> Excerpted passage:
***

Your monthly mortgage cost isn’t just based on the property price. Small changes to the rate, term and deposit can make a noticeable difference. Use the points below to understand what moves the numbers.

Deposit size (LTV)

A larger deposit typically means a lower Loan-to-Value, which can unlock better rates and reduce monthly repayments.

Interest rate

The higher the rate, the more you pay each month. Try a few rate scenarios to see how sensitive your repayments are to changes.

Mortgage term

A longer term can reduce monthly payments, but usually increases the total interest paid over the life of the mortgage.

Mortgage type

Repayment mortgages pay down the balance over time. Interest-only payments are lower, but the full loan still needs repaying at the end.

Fees and product costs

Arrangement fees and other costs can change the true cost of borrowing. If fees are added to the loan, repayments may be higher.

Overpayments

Overpaying can reduce interest and shorten the term, but lenders often have limits—especially during fixed-rate periods.

Frequently Asked Questions

How accurate is this mortgage calculator?

It provides an estimated monthly repayment based on the figures you enter. Your lender’s exact payment may differ depending on the product, fees, and how interest is calculated.

Does the calculator include mortgage fees?

Typically, no. Some mortgages have arrangement/product fees and other costs. If fees are added to the loan, your repayments may be higher than this estimate.

What interest rate should I use?

If you have a quote from a lender or broker, use that rate. If not, try a few realistic scenarios (for example a lower, expected, and higher rate) to understand how repayments could change.

What’s the difference between repayment and interest-only?

A repayment mortgage covers interest and pays down the balance over time, so the loan is typically cleared by the end of the term. Interest-only payments cover the interest only, meaning the balance usually remains to be repaid at the end.

Why is my lender’s quote different to the calculator?

Lenders may factor in product fees, incentives, different repayment start dates, or use slightly different calculation assumptions. The calculator is a planning tool, not a formal quotation.

Can this calculator tell me if I’ll be accepted for a mortgage?

No. Mortgage approval depends on affordability checks, credit history, and lender criteria. This tool helps you estimate repayments so you can plan, but it doesn’t assess eligibility.

***

> Given information:
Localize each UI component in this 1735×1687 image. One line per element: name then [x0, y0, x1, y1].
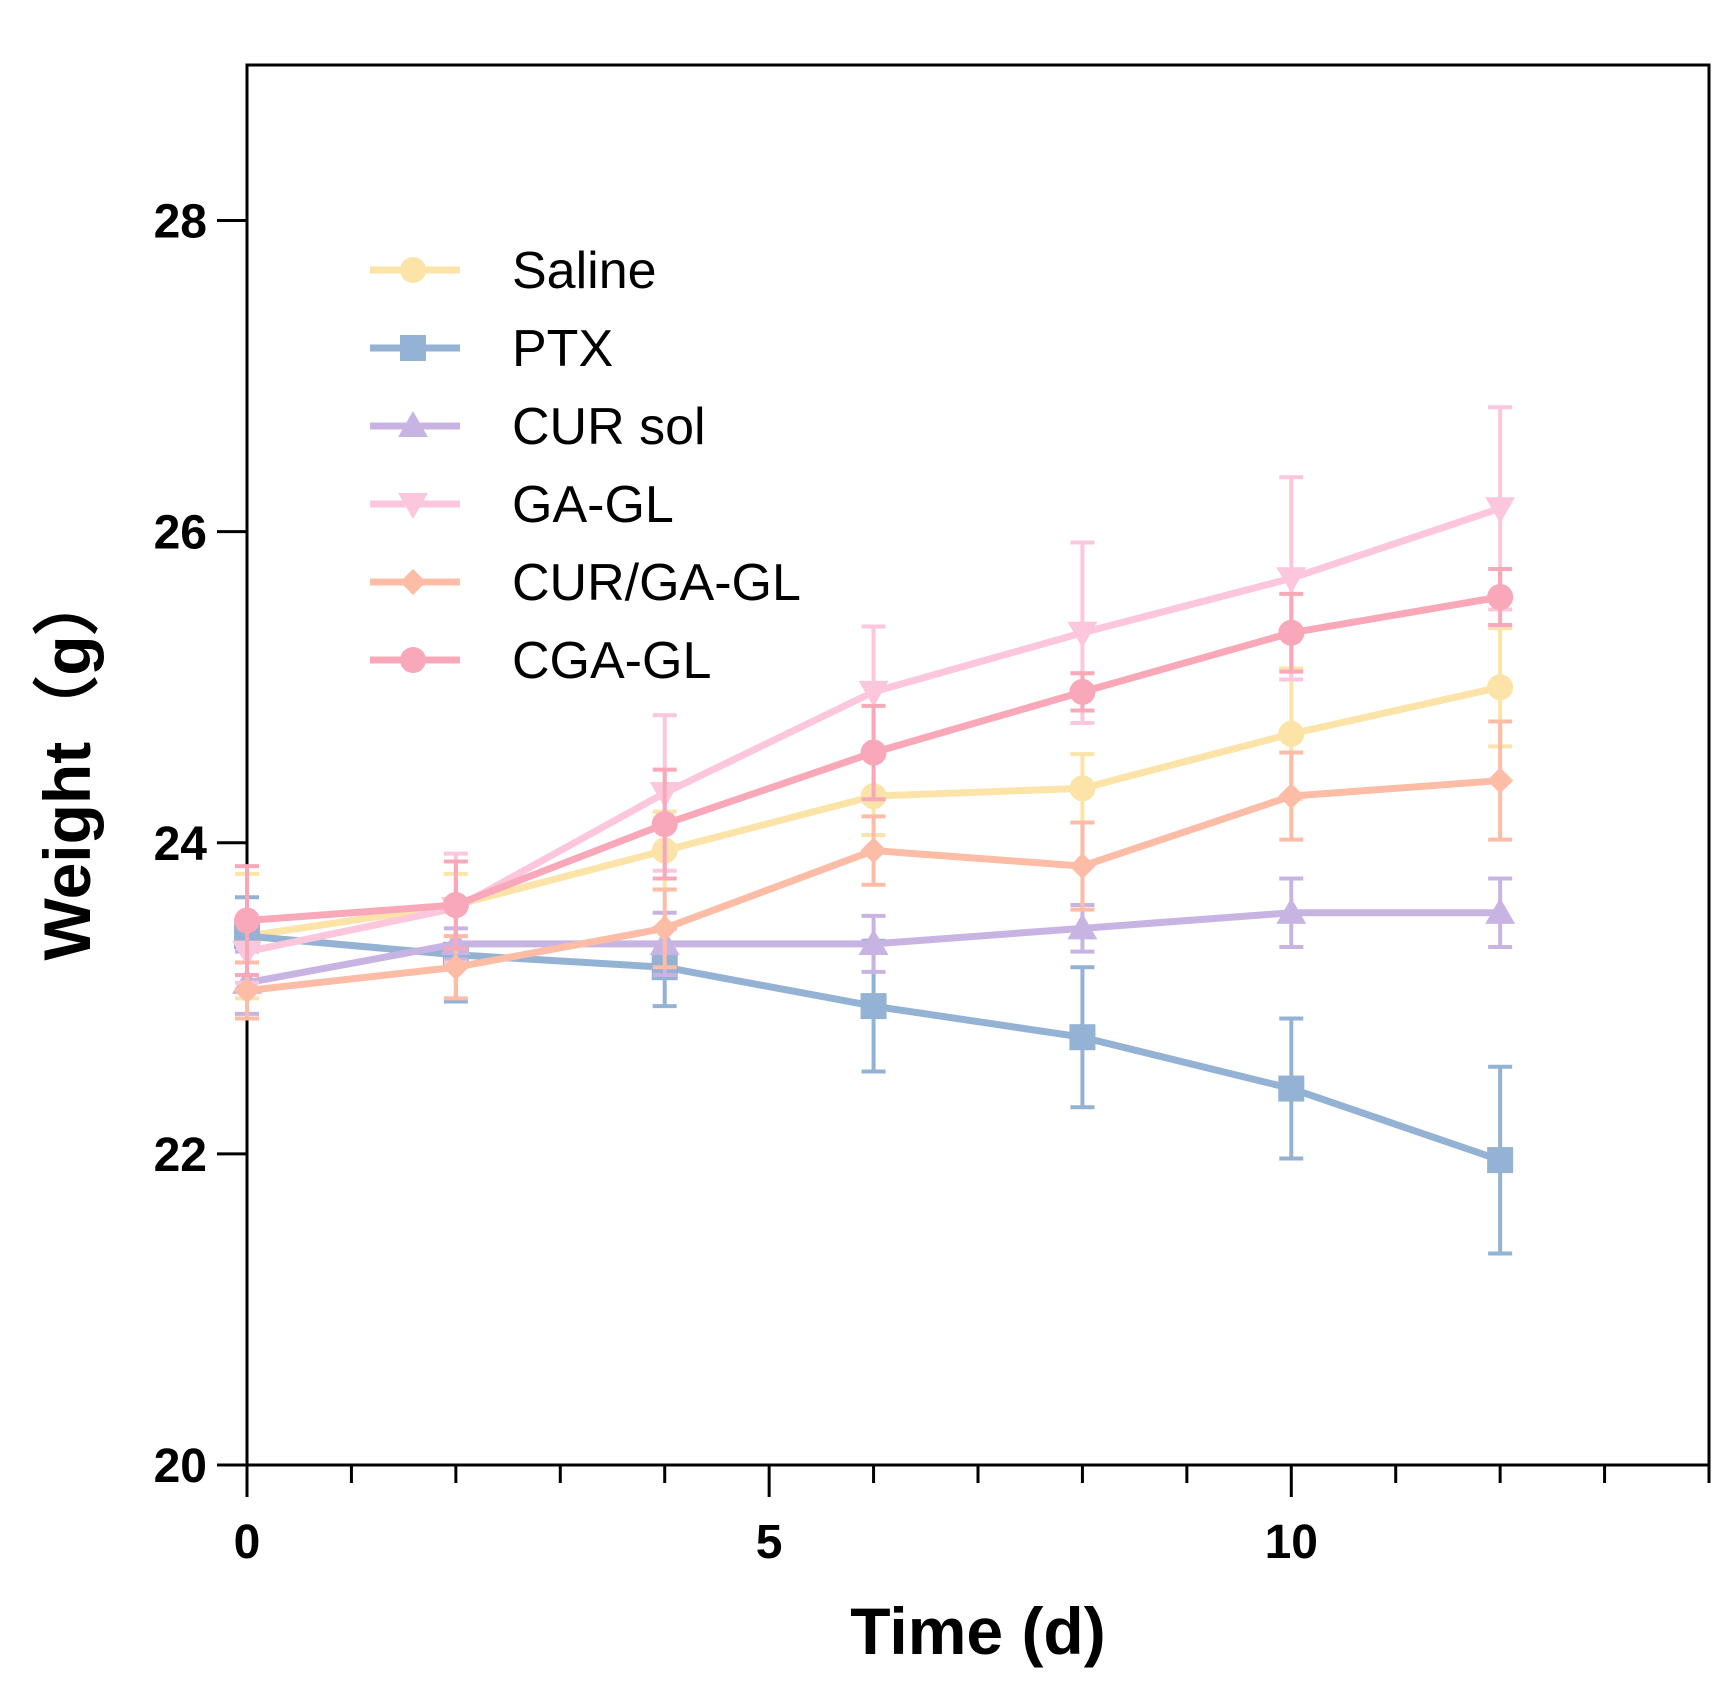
- data-point: [1069, 678, 1096, 705]
- data-point: [860, 993, 887, 1020]
- legend-marker: [398, 411, 428, 438]
- series-cur-ga-gl: [234, 719, 1514, 1021]
- legend: Saline PTX CUR sol GA-GL CUR/GA-GL CGA-GL: [370, 242, 801, 690]
- legend-label: CUR/GA-GL: [512, 554, 801, 612]
- legend-label: CUR sol: [512, 398, 706, 456]
- data-point: [442, 954, 469, 981]
- data-point: [1485, 497, 1516, 524]
- data-point: [651, 811, 678, 838]
- y-tick-label: 24: [154, 818, 208, 871]
- legend-item: CUR/GA-GL: [370, 554, 801, 612]
- legend-item: PTX: [370, 320, 613, 378]
- data-point: [1069, 1024, 1096, 1051]
- legend-label: PTX: [512, 320, 613, 378]
- data-point: [1485, 897, 1516, 924]
- legend-item: CGA-GL: [370, 632, 711, 690]
- legend-marker: [400, 647, 426, 673]
- data-point: [1069, 775, 1096, 802]
- x-tick-label: 10: [1265, 1516, 1318, 1569]
- legend-label: GA-GL: [512, 476, 674, 534]
- y-tick-label: 28: [154, 196, 207, 249]
- data-point: [1487, 584, 1514, 610]
- data-point: [1276, 567, 1307, 594]
- legend-marker: [398, 492, 428, 519]
- legend-item: GA-GL: [370, 476, 674, 534]
- x-tick-label: 0: [234, 1516, 261, 1569]
- data-point: [858, 680, 889, 707]
- data-point: [1067, 913, 1098, 940]
- data-point: [1069, 853, 1096, 880]
- data-point: [442, 892, 469, 918]
- data-point: [1276, 897, 1307, 924]
- y-axis-title: Weight（g）: [30, 569, 104, 960]
- series-cga-gl: [234, 567, 1514, 977]
- data-point: [860, 739, 887, 766]
- legend-label: Saline: [512, 242, 657, 300]
- data-point: [1487, 674, 1514, 701]
- data-point: [1278, 619, 1305, 646]
- legend-marker: [400, 569, 426, 595]
- data-point: [1067, 621, 1098, 648]
- data-point: [1278, 1075, 1305, 1102]
- y-tick-label: 22: [154, 1129, 207, 1182]
- data-point: [1278, 720, 1305, 747]
- x-tick-label: 5: [756, 1516, 783, 1569]
- data-point: [234, 977, 260, 1004]
- legend-item: CUR sol: [370, 398, 706, 456]
- legend-label: CGA-GL: [512, 632, 711, 690]
- x-axis-title: Time (d): [850, 1594, 1105, 1668]
- data-point: [858, 928, 889, 955]
- legend-marker: [400, 335, 426, 361]
- y-tick-label: 26: [154, 507, 207, 560]
- data-point: [860, 837, 887, 864]
- data-point: [1487, 1147, 1514, 1174]
- y-axis: 20 22 24 26 28: [154, 196, 247, 1493]
- y-tick-label: 20: [154, 1440, 207, 1493]
- data-point: [234, 907, 260, 934]
- legend-item: Saline: [370, 242, 657, 300]
- series-layer: [232, 405, 1516, 1256]
- x-axis: 0 5 10: [234, 1465, 1711, 1569]
- data-point: [1487, 767, 1514, 794]
- legend-marker: [400, 257, 426, 283]
- data-point: [651, 915, 678, 942]
- data-point: [1278, 783, 1305, 810]
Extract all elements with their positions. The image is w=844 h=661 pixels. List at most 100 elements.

***

> Task directions:
In the mortgage calculator page, what three things does mortgage approval depend on?

> Written solution:
Affordability checks, credit history, and lender criteria.